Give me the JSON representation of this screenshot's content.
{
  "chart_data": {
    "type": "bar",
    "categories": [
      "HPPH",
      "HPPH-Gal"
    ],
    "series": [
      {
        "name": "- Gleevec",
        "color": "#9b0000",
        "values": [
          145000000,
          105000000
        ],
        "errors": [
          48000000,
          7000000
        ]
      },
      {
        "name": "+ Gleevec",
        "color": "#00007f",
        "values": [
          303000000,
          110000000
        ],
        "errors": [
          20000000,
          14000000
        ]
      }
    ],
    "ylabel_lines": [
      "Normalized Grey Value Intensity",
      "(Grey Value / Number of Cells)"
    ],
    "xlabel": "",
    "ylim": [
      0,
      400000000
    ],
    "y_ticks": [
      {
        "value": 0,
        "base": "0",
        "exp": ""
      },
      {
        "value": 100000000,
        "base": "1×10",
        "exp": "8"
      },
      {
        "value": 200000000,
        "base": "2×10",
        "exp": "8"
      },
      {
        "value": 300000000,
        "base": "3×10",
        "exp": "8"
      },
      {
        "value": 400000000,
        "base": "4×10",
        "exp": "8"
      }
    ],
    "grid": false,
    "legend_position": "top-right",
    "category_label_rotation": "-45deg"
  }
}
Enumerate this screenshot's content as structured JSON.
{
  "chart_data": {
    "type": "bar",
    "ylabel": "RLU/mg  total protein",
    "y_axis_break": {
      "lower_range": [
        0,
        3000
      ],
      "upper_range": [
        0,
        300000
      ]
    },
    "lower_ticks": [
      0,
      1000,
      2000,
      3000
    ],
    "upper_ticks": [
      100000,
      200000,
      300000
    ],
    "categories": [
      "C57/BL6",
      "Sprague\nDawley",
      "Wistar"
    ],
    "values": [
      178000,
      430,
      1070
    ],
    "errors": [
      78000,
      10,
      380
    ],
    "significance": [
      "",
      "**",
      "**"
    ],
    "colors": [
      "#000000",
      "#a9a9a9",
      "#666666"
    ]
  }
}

What you should do:
In the material above, find the line with "Enumerate this screenshot's"; then copy it and every line after it, exactly, through the end.

Response area:
Enumerate this screenshot's content as structured JSON.
{
  "chart_data": {
    "type": "bar",
    "ylabel": "RLU/mg  total protein",
    "y_axis_break": {
      "lower_range": [
        0,
        3000
      ],
      "upper_range": [
        0,
        300000
      ]
    },
    "lower_ticks": [
      0,
      1000,
      2000,
      3000
    ],
    "upper_ticks": [
      100000,
      200000,
      300000
    ],
    "categories": [
      "C57/BL6",
      "Sprague\nDawley",
      "Wistar"
    ],
    "values": [
      178000,
      430,
      1070
    ],
    "errors": [
      78000,
      10,
      380
    ],
    "significance": [
      "",
      "**",
      "**"
    ],
    "colors": [
      "#000000",
      "#a9a9a9",
      "#666666"
    ]
  }
}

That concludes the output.